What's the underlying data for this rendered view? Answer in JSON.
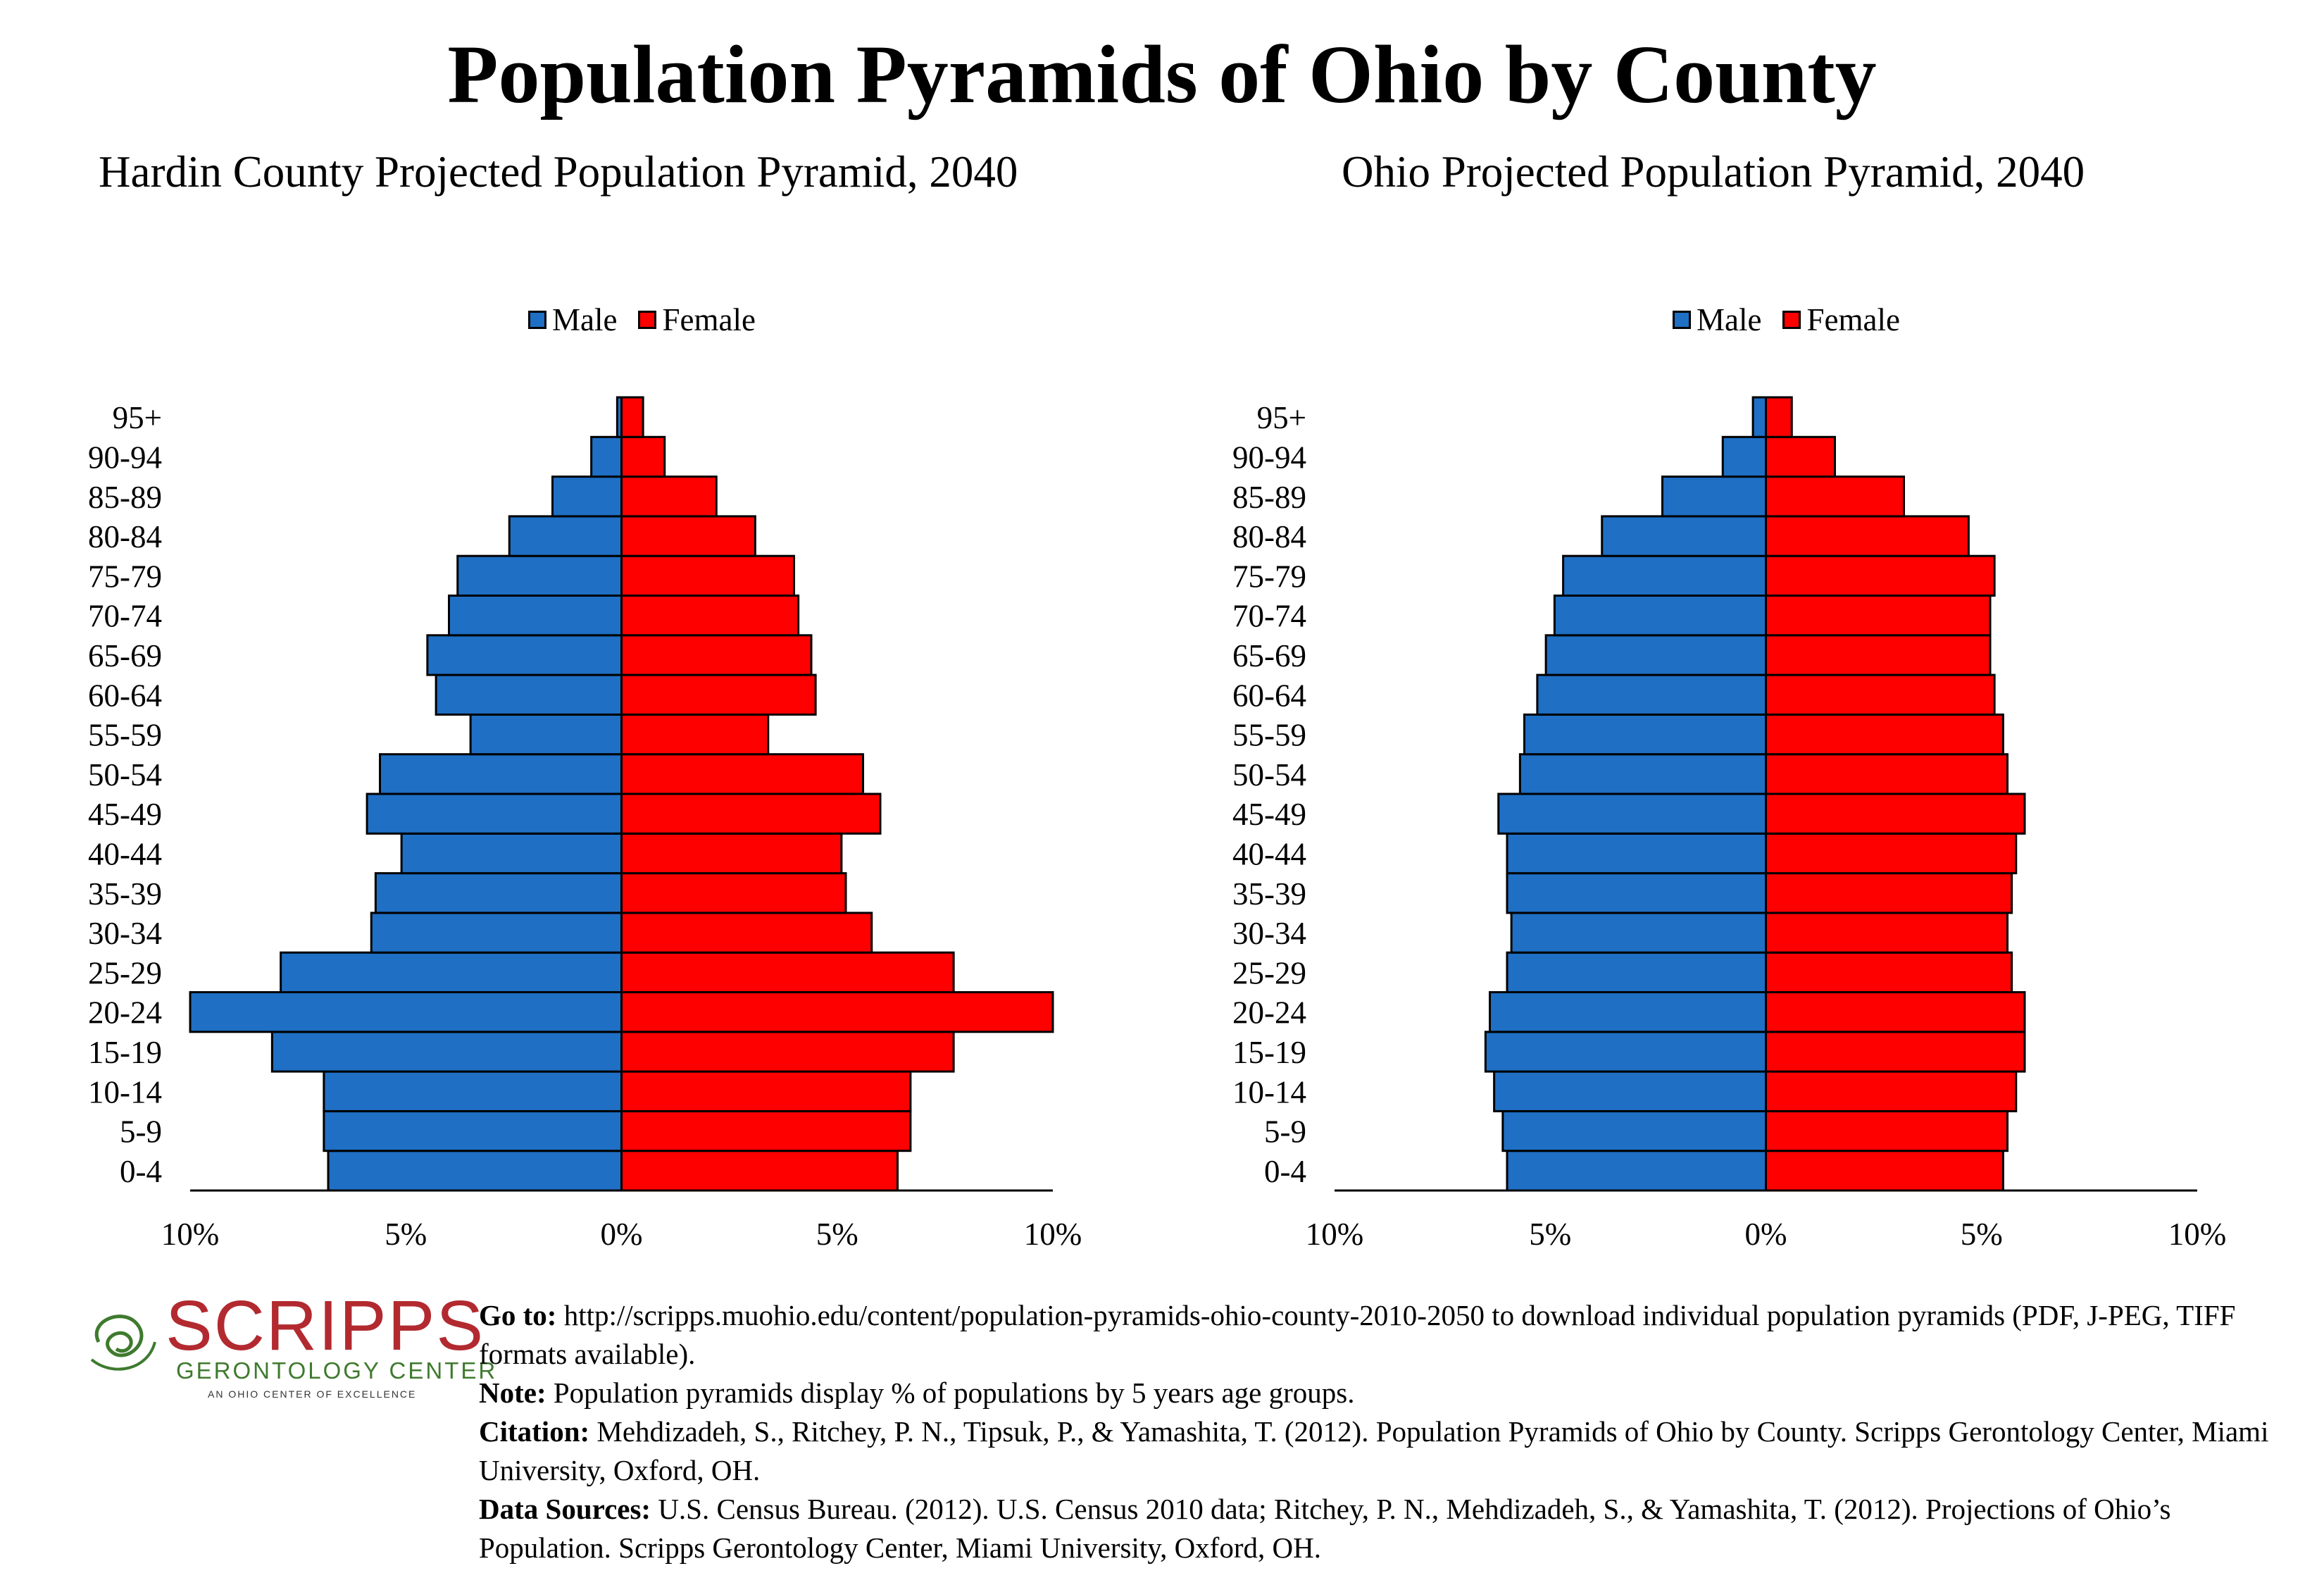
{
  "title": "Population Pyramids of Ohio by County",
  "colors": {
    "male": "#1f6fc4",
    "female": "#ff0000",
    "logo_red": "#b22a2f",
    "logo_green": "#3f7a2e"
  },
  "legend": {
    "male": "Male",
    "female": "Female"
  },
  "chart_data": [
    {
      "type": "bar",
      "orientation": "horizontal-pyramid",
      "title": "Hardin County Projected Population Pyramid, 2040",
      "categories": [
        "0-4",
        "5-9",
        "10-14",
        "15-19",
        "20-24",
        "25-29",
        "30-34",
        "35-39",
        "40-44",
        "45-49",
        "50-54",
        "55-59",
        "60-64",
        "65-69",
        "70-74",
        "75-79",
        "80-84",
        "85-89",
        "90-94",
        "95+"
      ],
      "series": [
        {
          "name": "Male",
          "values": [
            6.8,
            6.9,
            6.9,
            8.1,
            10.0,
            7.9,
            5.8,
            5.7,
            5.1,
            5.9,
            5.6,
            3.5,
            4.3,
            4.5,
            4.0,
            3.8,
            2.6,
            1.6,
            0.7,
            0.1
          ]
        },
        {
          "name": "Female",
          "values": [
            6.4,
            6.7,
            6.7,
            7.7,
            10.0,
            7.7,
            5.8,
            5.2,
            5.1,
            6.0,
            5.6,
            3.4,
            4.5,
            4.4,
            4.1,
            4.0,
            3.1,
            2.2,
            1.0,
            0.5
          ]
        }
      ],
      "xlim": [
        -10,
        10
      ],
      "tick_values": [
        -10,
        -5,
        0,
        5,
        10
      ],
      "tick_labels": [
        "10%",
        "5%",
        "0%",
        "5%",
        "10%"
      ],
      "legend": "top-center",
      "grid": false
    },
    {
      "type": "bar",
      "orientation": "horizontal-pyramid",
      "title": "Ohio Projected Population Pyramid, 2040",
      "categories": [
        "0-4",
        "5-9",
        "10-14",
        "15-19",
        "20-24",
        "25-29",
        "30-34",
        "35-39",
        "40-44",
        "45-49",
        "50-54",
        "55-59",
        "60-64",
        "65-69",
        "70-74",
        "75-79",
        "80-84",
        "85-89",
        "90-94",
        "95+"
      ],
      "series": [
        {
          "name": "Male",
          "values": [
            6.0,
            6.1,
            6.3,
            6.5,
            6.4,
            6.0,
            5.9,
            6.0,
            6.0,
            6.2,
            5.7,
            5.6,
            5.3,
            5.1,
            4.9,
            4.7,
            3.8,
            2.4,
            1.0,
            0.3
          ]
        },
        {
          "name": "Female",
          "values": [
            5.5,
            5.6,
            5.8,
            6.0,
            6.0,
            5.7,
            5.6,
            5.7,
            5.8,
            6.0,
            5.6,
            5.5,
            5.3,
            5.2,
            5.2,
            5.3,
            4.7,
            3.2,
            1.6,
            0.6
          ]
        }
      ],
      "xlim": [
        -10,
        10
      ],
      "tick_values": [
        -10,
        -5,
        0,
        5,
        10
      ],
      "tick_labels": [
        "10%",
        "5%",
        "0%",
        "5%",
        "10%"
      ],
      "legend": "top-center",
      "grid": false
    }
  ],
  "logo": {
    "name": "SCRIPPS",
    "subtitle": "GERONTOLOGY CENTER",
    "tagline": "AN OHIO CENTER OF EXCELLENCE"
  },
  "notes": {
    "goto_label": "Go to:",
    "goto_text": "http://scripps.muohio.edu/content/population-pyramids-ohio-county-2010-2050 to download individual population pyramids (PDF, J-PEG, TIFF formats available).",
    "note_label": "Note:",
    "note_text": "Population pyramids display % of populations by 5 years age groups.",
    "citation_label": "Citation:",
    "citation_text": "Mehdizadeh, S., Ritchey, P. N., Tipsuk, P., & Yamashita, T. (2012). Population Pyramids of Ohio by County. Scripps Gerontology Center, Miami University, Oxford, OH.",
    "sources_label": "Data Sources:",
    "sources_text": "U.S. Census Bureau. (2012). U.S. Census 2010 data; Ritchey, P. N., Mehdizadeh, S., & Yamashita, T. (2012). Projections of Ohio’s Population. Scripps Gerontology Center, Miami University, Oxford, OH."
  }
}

□ □ □

• Short exercise
Leave the pictures out and reproduce each record exactly as written.

• Task result
What's the underlying data for this rendered view? Answer in JSON.
{
  "title": "Population Pyramids of Ohio by County",
  "colors": {
    "male": "#1f6fc4",
    "female": "#ff0000",
    "logo_red": "#b22a2f",
    "logo_green": "#3f7a2e"
  },
  "legend": {
    "male": "Male",
    "female": "Female"
  },
  "chart_data": [
    {
      "type": "bar",
      "orientation": "horizontal-pyramid",
      "title": "Hardin County Projected Population Pyramid, 2040",
      "categories": [
        "0-4",
        "5-9",
        "10-14",
        "15-19",
        "20-24",
        "25-29",
        "30-34",
        "35-39",
        "40-44",
        "45-49",
        "50-54",
        "55-59",
        "60-64",
        "65-69",
        "70-74",
        "75-79",
        "80-84",
        "85-89",
        "90-94",
        "95+"
      ],
      "series": [
        {
          "name": "Male",
          "values": [
            6.8,
            6.9,
            6.9,
            8.1,
            10.0,
            7.9,
            5.8,
            5.7,
            5.1,
            5.9,
            5.6,
            3.5,
            4.3,
            4.5,
            4.0,
            3.8,
            2.6,
            1.6,
            0.7,
            0.1
          ]
        },
        {
          "name": "Female",
          "values": [
            6.4,
            6.7,
            6.7,
            7.7,
            10.0,
            7.7,
            5.8,
            5.2,
            5.1,
            6.0,
            5.6,
            3.4,
            4.5,
            4.4,
            4.1,
            4.0,
            3.1,
            2.2,
            1.0,
            0.5
          ]
        }
      ],
      "xlim": [
        -10,
        10
      ],
      "tick_values": [
        -10,
        -5,
        0,
        5,
        10
      ],
      "tick_labels": [
        "10%",
        "5%",
        "0%",
        "5%",
        "10%"
      ],
      "legend": "top-center",
      "grid": false
    },
    {
      "type": "bar",
      "orientation": "horizontal-pyramid",
      "title": "Ohio Projected Population Pyramid, 2040",
      "categories": [
        "0-4",
        "5-9",
        "10-14",
        "15-19",
        "20-24",
        "25-29",
        "30-34",
        "35-39",
        "40-44",
        "45-49",
        "50-54",
        "55-59",
        "60-64",
        "65-69",
        "70-74",
        "75-79",
        "80-84",
        "85-89",
        "90-94",
        "95+"
      ],
      "series": [
        {
          "name": "Male",
          "values": [
            6.0,
            6.1,
            6.3,
            6.5,
            6.4,
            6.0,
            5.9,
            6.0,
            6.0,
            6.2,
            5.7,
            5.6,
            5.3,
            5.1,
            4.9,
            4.7,
            3.8,
            2.4,
            1.0,
            0.3
          ]
        },
        {
          "name": "Female",
          "values": [
            5.5,
            5.6,
            5.8,
            6.0,
            6.0,
            5.7,
            5.6,
            5.7,
            5.8,
            6.0,
            5.6,
            5.5,
            5.3,
            5.2,
            5.2,
            5.3,
            4.7,
            3.2,
            1.6,
            0.6
          ]
        }
      ],
      "xlim": [
        -10,
        10
      ],
      "tick_values": [
        -10,
        -5,
        0,
        5,
        10
      ],
      "tick_labels": [
        "10%",
        "5%",
        "0%",
        "5%",
        "10%"
      ],
      "legend": "top-center",
      "grid": false
    }
  ],
  "logo": {
    "name": "SCRIPPS",
    "subtitle": "GERONTOLOGY CENTER",
    "tagline": "AN OHIO CENTER OF EXCELLENCE"
  },
  "notes": {
    "goto_label": "Go to:",
    "goto_text": "http://scripps.muohio.edu/content/population-pyramids-ohio-county-2010-2050 to download individual population pyramids (PDF, J-PEG, TIFF formats available).",
    "note_label": "Note:",
    "note_text": "Population pyramids display % of populations by 5 years age groups.",
    "citation_label": "Citation:",
    "citation_text": "Mehdizadeh, S., Ritchey, P. N., Tipsuk, P., & Yamashita, T. (2012). Population Pyramids of Ohio by County. Scripps Gerontology Center, Miami University, Oxford, OH.",
    "sources_label": "Data Sources:",
    "sources_text": "U.S. Census Bureau. (2012). U.S. Census 2010 data; Ritchey, P. N., Mehdizadeh, S., & Yamashita, T. (2012). Projections of Ohio’s Population. Scripps Gerontology Center, Miami University, Oxford, OH."
  }
}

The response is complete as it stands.